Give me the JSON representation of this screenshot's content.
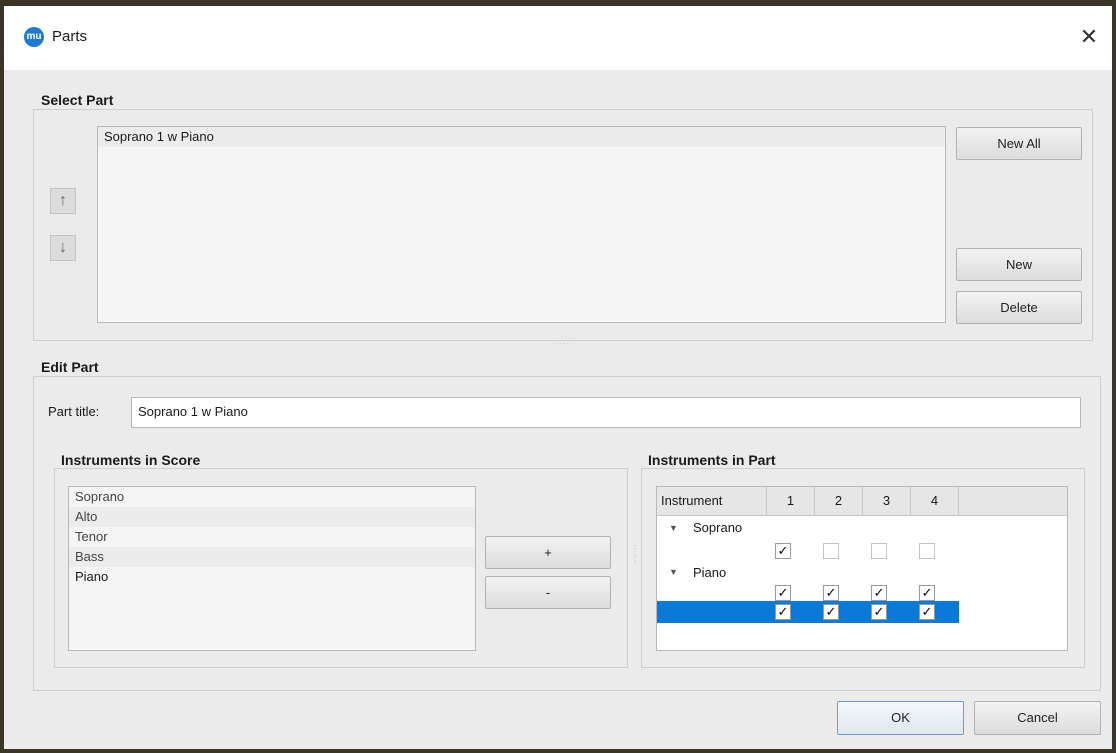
{
  "window": {
    "title": "Parts",
    "app_icon_text": "mu",
    "close_glyph": "✕"
  },
  "select_part": {
    "group_label": "Select Part",
    "parts": [
      "Soprano 1 w Piano"
    ],
    "move_up_glyph": "↑",
    "move_down_glyph": "↓",
    "new_all_label": "New All",
    "new_label": "New",
    "delete_label": "Delete"
  },
  "edit_part": {
    "group_label": "Edit Part",
    "part_title_label": "Part title:",
    "part_title_value": "Soprano 1 w Piano"
  },
  "instruments_in_score": {
    "group_label": "Instruments in Score",
    "items": [
      "Soprano",
      "Alto",
      "Tenor",
      "Bass",
      "Piano"
    ],
    "add_label": "+",
    "remove_label": "-"
  },
  "instruments_in_part": {
    "group_label": "Instruments in Part",
    "columns": [
      "Instrument",
      "1",
      "2",
      "3",
      "4"
    ],
    "instruments": [
      {
        "name": "Soprano",
        "staves": [
          [
            true,
            false,
            false,
            false
          ]
        ]
      },
      {
        "name": "Piano",
        "staves": [
          [
            true,
            true,
            true,
            true
          ],
          [
            true,
            true,
            true,
            true
          ]
        ]
      }
    ],
    "selected_row_color": "#0a78d7",
    "expand_glyph": "▼",
    "check_glyph": "✓"
  },
  "footer": {
    "ok_label": "OK",
    "cancel_label": "Cancel"
  }
}
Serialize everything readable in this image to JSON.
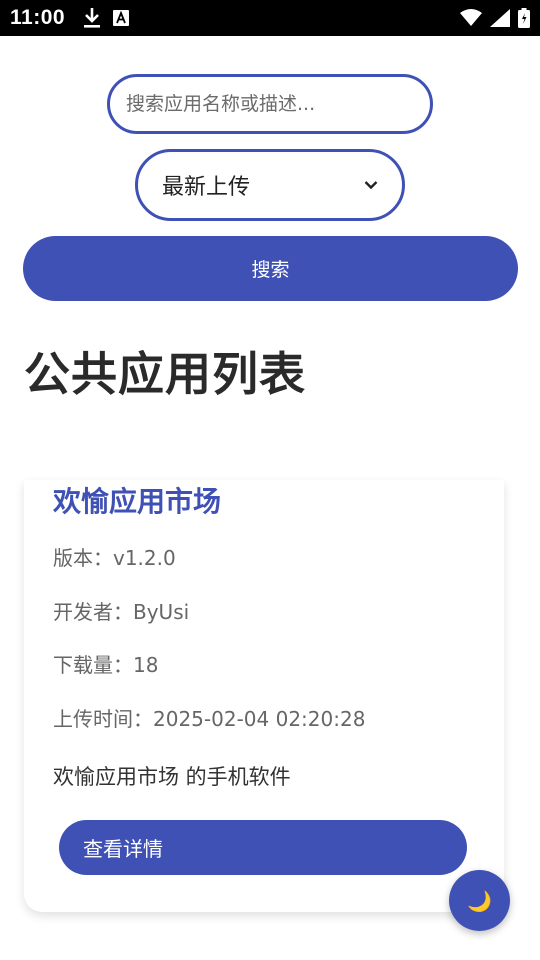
{
  "status_bar": {
    "time": "11:00",
    "icons": [
      "download-icon",
      "font-icon",
      "wifi-icon",
      "signal-icon",
      "battery-icon"
    ]
  },
  "search": {
    "placeholder": "搜索应用名称或描述...",
    "value": ""
  },
  "sort": {
    "selected": "最新上传"
  },
  "search_button": {
    "label": "搜索"
  },
  "page_title": "公共应用列表",
  "apps": [
    {
      "name": "欢愉应用市场",
      "version_label": "版本：",
      "version": "v1.2.0",
      "developer_label": "开发者：",
      "developer": "ByUsi",
      "downloads_label": "下载量：",
      "downloads": "18",
      "upload_time_label": "上传时间：",
      "upload_time": "2025-02-04 02:20:28",
      "description": "欢愉应用市场 的手机软件",
      "detail_button": "查看详情"
    }
  ],
  "theme_toggle": {
    "icon": "moon-icon",
    "glyph": "🌙"
  },
  "colors": {
    "accent": "#3f51b5",
    "status_bar": "#000000",
    "title": "#2a2a2a",
    "meta_text": "#666666"
  }
}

Requirement.
Reproduce the entries exactly. Do not carry over any picture.

Task output.
Give me the JSON representation of this screenshot's content.
{
  "window": {
    "title": "Parts",
    "app_icon_text": "mu",
    "close_glyph": "✕"
  },
  "select_part": {
    "group_label": "Select Part",
    "parts": [
      "Soprano 1 w Piano"
    ],
    "move_up_glyph": "↑",
    "move_down_glyph": "↓",
    "new_all_label": "New All",
    "new_label": "New",
    "delete_label": "Delete"
  },
  "edit_part": {
    "group_label": "Edit Part",
    "part_title_label": "Part title:",
    "part_title_value": "Soprano 1 w Piano"
  },
  "instruments_in_score": {
    "group_label": "Instruments in Score",
    "items": [
      "Soprano",
      "Alto",
      "Tenor",
      "Bass",
      "Piano"
    ],
    "add_label": "+",
    "remove_label": "-"
  },
  "instruments_in_part": {
    "group_label": "Instruments in Part",
    "columns": [
      "Instrument",
      "1",
      "2",
      "3",
      "4"
    ],
    "instruments": [
      {
        "name": "Soprano",
        "staves": [
          [
            true,
            false,
            false,
            false
          ]
        ]
      },
      {
        "name": "Piano",
        "staves": [
          [
            true,
            true,
            true,
            true
          ],
          [
            true,
            true,
            true,
            true
          ]
        ]
      }
    ],
    "selected_row_color": "#0a78d7",
    "expand_glyph": "▼",
    "check_glyph": "✓"
  },
  "footer": {
    "ok_label": "OK",
    "cancel_label": "Cancel"
  }
}
Serialize everything readable in this image to JSON.
{
  "status_bar": {
    "time": "11:00",
    "icons": [
      "download-icon",
      "font-icon",
      "wifi-icon",
      "signal-icon",
      "battery-icon"
    ]
  },
  "search": {
    "placeholder": "搜索应用名称或描述...",
    "value": ""
  },
  "sort": {
    "selected": "最新上传"
  },
  "search_button": {
    "label": "搜索"
  },
  "page_title": "公共应用列表",
  "apps": [
    {
      "name": "欢愉应用市场",
      "version_label": "版本：",
      "version": "v1.2.0",
      "developer_label": "开发者：",
      "developer": "ByUsi",
      "downloads_label": "下载量：",
      "downloads": "18",
      "upload_time_label": "上传时间：",
      "upload_time": "2025-02-04 02:20:28",
      "description": "欢愉应用市场 的手机软件",
      "detail_button": "查看详情"
    }
  ],
  "theme_toggle": {
    "icon": "moon-icon",
    "glyph": "🌙"
  },
  "colors": {
    "accent": "#3f51b5",
    "status_bar": "#000000",
    "title": "#2a2a2a",
    "meta_text": "#666666"
  }
}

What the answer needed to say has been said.